→ PROBLEM TO WORK ON
Go through the listing beneath this task and return every line that carries the string "hatt".

[Extracted data entries]

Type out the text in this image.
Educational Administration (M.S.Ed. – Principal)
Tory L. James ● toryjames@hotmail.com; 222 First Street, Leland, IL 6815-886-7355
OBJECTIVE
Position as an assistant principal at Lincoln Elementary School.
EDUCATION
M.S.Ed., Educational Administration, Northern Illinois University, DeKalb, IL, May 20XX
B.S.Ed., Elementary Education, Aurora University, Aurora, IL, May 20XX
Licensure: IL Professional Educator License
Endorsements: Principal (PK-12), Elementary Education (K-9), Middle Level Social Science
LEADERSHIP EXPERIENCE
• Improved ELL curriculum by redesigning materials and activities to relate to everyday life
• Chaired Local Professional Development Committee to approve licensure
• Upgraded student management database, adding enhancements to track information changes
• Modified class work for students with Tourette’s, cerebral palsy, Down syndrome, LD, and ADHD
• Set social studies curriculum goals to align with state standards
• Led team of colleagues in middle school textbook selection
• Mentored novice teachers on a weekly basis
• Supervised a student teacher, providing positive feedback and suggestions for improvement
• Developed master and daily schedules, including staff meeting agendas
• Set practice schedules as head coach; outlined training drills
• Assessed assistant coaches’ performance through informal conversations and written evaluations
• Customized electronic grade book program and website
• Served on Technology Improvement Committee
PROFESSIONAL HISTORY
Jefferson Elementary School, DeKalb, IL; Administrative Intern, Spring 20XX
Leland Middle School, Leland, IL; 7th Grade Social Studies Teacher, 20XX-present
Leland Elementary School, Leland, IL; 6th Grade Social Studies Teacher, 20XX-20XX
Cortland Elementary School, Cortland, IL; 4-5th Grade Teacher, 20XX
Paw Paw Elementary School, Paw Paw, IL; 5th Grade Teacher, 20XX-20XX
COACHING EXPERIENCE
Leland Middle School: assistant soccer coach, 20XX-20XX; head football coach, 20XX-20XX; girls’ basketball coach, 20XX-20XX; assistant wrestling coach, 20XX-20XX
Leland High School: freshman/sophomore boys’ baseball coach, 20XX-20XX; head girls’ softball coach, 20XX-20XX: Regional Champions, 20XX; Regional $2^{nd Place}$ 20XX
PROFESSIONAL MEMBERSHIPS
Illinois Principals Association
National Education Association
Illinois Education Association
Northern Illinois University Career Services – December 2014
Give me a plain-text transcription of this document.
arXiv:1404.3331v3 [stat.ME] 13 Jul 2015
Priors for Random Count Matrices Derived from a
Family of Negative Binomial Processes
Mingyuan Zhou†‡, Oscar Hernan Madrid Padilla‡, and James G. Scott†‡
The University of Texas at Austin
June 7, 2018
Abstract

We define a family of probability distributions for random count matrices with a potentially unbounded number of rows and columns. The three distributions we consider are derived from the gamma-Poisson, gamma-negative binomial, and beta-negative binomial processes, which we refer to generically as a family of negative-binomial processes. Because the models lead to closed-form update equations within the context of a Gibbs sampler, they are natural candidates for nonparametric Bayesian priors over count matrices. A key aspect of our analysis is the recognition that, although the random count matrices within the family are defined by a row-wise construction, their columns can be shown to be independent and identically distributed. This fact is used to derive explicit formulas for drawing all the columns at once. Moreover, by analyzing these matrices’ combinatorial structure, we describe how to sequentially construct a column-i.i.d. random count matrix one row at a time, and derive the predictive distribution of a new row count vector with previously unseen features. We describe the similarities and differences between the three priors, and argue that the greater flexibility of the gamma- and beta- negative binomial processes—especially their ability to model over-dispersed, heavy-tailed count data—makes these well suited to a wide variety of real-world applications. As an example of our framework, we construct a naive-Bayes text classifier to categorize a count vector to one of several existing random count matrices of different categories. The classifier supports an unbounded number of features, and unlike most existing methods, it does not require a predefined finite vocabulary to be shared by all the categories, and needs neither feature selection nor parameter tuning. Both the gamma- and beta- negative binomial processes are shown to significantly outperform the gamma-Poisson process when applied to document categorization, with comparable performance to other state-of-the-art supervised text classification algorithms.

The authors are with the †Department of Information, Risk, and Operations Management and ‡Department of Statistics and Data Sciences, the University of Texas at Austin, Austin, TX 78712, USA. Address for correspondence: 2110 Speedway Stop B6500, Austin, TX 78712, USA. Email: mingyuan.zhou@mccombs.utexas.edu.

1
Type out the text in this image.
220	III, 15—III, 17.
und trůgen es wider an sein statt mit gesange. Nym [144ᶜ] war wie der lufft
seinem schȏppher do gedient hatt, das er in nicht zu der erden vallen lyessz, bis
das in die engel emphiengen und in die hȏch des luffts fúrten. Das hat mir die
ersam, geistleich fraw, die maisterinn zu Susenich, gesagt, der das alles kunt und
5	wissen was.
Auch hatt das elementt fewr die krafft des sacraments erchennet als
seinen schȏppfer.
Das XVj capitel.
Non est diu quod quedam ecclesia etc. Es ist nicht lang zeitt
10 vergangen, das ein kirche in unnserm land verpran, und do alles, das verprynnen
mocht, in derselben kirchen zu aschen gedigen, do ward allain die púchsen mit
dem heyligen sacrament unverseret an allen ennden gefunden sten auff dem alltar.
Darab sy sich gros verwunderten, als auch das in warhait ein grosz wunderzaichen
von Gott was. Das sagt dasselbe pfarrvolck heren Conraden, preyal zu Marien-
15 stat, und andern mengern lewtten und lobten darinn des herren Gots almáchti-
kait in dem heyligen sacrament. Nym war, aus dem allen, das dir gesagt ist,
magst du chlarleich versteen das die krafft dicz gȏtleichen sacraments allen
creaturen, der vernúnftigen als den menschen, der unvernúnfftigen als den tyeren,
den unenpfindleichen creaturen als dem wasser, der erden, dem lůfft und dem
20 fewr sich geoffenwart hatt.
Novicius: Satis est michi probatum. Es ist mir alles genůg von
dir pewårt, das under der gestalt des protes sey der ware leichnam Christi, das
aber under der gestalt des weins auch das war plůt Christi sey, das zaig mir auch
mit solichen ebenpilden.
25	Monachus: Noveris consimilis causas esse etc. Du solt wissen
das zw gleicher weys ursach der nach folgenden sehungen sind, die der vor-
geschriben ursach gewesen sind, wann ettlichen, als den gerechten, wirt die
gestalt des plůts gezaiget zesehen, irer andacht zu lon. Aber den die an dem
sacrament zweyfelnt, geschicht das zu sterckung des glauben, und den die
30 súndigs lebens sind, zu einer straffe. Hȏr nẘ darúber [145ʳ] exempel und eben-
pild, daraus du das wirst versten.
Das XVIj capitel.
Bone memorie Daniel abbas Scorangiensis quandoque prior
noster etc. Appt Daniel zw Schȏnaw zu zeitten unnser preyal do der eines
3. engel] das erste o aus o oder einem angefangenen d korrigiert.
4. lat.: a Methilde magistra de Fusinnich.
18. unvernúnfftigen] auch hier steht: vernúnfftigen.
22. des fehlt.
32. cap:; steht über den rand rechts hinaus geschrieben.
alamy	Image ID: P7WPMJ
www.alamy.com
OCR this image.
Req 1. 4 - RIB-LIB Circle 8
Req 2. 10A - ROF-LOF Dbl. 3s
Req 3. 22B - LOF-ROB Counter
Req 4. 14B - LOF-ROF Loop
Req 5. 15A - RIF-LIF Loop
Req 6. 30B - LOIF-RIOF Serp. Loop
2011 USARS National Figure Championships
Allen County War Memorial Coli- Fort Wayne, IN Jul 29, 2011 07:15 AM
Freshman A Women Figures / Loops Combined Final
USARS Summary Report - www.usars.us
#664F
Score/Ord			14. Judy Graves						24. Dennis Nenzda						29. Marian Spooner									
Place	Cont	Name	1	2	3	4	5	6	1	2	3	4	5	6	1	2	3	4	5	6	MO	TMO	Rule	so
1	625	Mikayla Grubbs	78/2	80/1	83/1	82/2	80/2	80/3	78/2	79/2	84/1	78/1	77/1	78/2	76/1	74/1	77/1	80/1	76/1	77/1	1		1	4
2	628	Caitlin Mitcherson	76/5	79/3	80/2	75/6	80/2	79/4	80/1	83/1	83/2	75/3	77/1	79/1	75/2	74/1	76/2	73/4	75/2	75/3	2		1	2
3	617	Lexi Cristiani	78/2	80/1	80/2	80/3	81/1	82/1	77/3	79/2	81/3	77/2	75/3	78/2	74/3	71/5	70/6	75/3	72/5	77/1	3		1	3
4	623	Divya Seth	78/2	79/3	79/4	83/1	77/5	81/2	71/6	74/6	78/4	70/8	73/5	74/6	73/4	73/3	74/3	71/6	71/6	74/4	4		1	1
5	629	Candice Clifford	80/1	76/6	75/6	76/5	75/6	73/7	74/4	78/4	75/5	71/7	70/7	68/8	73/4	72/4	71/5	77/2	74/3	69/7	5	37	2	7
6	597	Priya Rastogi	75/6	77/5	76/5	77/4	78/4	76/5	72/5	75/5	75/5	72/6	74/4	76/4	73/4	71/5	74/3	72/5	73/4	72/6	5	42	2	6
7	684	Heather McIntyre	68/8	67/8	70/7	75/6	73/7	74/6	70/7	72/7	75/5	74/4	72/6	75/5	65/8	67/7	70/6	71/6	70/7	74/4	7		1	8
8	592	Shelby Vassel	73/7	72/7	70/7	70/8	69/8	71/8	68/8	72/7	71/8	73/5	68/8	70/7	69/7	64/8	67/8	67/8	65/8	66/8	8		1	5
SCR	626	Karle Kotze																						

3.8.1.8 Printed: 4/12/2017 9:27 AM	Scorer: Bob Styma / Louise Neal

→ OUTPUT OF THE TASK
seinem schȏppher do gedient hatt, das er in nicht zu der erden vallen lyessz, bis
Auch hatt das elementt fewr die krafft des sacraments erchennet als
20 fewr sich geoffenwart hatt.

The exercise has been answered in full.